Bertha Maakaroun, Estado de Minas
Un tempo le comunità rurali giapponesi lasciavano morire gli anziani su una montagna. La pratica, ubasute, svolge un ruolo centrale in Dendera, il romanzo di Yuya Sato, dove però, piuttosto che accettare il loro destino, alcuni anziani si coalizzano per fondare una colonia tutta loro. Qui fanno una vita primitiva sotto la guida di una matriarca centenaria che sogna ancora di attaccare il villaggio che li ha originariamente abbandonati. Kayu Saitoh, l’intrattabile protagonista del romanzo, è inizialmente sconvolta quando viene introdotta in questa comunità e le viene negato il paradiso che pensava attendesse tutti coloro che “scalano la montagna”. Ma le sue obiezioni sono messe da parte quando la colonia è attaccata da un orso affamato e lo scoppio di una misteriosa peste minaccia di distruggerla. Potrebbe sembrare un’allegoria del destino dell’invecchiamento della popolazione giapponese, ma Sato non mira a nulla di così profondo.

....

Lavoro da svolgere ::
- A) Riduci a un elenco il paragrafo del brano sul romanzo Dendera che comincia con «Un tempo le comunità rurali», conservandone i fatti principali.
- B) Porta avanti il brano sul romanzo Dendera a partire dalla sua ultima frase.
Per questo lavoro le voci riportate non servono.

Voci riportate ::

....

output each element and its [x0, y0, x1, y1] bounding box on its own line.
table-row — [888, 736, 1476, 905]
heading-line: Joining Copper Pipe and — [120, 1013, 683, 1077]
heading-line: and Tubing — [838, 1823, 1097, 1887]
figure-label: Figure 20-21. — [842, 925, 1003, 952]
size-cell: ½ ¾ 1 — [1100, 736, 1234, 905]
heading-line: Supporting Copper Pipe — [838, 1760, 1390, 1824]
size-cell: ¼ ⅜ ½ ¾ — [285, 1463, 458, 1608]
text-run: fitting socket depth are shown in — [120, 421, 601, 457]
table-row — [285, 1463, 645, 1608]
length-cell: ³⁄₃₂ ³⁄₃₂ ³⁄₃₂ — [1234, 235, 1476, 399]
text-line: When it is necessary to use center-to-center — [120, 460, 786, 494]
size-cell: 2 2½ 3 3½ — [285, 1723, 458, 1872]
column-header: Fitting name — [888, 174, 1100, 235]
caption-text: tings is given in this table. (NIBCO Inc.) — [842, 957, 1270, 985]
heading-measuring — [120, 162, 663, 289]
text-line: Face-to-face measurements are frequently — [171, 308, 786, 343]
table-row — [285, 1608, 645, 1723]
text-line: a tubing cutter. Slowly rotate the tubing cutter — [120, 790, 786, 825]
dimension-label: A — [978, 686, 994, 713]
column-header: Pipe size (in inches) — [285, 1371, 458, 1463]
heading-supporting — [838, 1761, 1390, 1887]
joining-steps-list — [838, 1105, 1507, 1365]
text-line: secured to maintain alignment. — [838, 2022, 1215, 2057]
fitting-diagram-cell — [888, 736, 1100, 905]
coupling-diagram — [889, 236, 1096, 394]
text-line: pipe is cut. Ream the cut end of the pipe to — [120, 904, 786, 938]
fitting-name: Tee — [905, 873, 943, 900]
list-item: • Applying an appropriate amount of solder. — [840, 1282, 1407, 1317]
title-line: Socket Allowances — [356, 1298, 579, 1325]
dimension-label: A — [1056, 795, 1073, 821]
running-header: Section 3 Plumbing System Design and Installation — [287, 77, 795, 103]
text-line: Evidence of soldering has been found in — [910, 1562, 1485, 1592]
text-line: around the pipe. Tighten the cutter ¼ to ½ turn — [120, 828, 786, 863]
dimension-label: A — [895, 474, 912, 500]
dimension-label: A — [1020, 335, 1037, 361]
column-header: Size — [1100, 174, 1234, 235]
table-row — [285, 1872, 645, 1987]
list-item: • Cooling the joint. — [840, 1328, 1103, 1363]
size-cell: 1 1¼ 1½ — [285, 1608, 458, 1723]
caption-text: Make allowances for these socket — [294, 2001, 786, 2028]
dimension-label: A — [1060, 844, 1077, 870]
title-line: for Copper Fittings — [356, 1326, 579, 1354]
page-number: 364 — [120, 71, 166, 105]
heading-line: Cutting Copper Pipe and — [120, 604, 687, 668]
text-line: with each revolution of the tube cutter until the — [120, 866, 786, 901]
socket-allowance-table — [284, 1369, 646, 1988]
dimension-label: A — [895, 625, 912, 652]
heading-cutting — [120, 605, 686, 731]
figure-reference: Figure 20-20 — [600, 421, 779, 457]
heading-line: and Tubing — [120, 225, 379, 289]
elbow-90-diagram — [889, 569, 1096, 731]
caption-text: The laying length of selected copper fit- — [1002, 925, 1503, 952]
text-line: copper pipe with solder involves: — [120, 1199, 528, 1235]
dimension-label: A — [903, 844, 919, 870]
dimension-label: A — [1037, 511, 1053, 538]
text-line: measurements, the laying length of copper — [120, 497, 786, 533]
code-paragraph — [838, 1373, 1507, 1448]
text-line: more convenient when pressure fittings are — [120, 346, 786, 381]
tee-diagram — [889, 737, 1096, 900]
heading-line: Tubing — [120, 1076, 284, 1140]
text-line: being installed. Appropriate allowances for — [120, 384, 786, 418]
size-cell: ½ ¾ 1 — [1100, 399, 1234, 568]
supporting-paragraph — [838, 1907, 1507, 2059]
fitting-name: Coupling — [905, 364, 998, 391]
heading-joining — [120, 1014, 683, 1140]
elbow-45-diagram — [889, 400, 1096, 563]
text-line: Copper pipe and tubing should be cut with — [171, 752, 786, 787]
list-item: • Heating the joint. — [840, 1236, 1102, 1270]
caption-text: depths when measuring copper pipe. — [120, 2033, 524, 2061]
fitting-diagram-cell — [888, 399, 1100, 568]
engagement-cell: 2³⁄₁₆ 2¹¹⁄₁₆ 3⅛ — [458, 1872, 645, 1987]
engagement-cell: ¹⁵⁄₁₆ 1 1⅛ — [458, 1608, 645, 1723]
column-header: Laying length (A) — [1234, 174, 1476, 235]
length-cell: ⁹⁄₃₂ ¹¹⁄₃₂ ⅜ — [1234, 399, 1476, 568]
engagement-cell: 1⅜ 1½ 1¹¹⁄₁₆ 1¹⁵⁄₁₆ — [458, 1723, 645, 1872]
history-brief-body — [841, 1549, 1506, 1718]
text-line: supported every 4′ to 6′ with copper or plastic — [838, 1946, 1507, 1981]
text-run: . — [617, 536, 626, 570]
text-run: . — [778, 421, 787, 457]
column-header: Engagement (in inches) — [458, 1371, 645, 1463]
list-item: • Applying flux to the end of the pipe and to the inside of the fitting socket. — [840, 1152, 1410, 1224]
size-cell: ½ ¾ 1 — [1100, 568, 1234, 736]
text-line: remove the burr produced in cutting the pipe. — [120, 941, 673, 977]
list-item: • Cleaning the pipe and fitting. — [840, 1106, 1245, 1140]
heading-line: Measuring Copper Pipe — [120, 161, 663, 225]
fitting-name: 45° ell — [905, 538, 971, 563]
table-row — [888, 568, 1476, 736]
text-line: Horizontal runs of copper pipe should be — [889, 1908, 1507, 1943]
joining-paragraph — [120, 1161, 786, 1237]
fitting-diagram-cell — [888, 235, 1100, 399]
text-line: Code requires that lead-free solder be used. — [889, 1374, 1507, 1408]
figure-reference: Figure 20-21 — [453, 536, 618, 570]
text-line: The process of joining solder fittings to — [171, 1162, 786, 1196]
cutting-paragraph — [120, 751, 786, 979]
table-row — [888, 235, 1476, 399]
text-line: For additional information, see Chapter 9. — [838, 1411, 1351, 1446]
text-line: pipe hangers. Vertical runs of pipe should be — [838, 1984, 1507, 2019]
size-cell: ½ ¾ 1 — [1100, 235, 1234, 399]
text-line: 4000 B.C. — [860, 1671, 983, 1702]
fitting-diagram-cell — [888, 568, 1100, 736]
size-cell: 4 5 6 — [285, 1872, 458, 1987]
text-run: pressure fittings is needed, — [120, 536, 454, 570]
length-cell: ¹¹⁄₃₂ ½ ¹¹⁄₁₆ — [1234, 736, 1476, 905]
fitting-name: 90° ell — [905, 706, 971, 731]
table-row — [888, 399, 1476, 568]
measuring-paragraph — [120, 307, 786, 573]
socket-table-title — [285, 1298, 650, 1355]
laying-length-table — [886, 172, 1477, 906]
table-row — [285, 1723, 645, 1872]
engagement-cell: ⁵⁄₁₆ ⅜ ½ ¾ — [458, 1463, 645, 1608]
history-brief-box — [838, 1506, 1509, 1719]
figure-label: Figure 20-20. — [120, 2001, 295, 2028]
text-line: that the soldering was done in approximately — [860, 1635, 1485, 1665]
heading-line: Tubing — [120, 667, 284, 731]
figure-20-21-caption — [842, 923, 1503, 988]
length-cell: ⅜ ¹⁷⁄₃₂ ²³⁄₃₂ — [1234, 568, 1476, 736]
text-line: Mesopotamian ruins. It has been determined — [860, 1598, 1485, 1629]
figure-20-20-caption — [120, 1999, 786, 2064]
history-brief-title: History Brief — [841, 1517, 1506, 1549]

....

Risposte fornite ::
- A)
- Un tempo nelle comunità rurali giapponesi gli anziani venivano lasciati morire su una montagna, secondo la pratica chiamata ubasute.
- Questa pratica è centrale in Dendera, romanzo di Yuya Sato, in cui alcuni anziani si coalizzano e fondano una colonia tutta loro.
- La colonia conduce una vita primitiva sotto la guida di una matriarca centenaria, che sogna ancora di attaccare il villaggio che li ha abbandonati.
- La protagonista, l'intrattabile Kayu Saitoh, è sconvolta quando entra nella comunità, perché le viene negato il paradiso che credeva attendesse chi "scala la montagna".
- Le sue obiezioni passano in secondo piano quando un orso affamato attacca la colonia e una misteriosa peste minaccia di distruggerla.
- Il romanzo potrebbe sembrare un'allegoria dell'invecchiamento della popolazione giapponese, ma Sato non mira a nulla di così profondo.

- B)
James Hadfield, The Japan Times
L’abilità di Elia Barceló nel costruire la struttura narrativa e distribuire le varie componenti dell’intrigo non si discute, anche se su questi aspetti i modelli sono consolidati: dalla classica soap opera, con le sue dosi di suspense ottenute spezzando continuamente la narrazione, all’alternanza tra due o più enigmi distribuiti su fasce temporali che permettono di contrapporre il passato e il presente, o alla composizione a collage, che incorpora materiali – foto, lettere, pagine di diario, ritagli di giornale – conservati da una madre in una scatola da regalare alla figlia. La figura del padre, Goyo Guerrero, fratello d’armi di Franco, è al centro di uno dei fili della storia, che porta al colpo di stato del 23 febbraio. L’omicidio di sua figlia Alicia nella tenuta di famiglia di La Mora – nel 1969 – serve a proiettare l’attenzione sulle figure di quella piccola cerchia hippie. Il matrimonio della nipote di Helena Guerrero riporta questa brillante pittrice di fama internazionale a Madrid e la fa incontrare con i fantasmi di un passato da cui era fuggita. Ambizione, risentimento, gelosia, invidia, tradimento, adulterio guidano una trama che ci porta nel mondo dell’alta moda, dell’ingegneria finanziaria e della speculazione.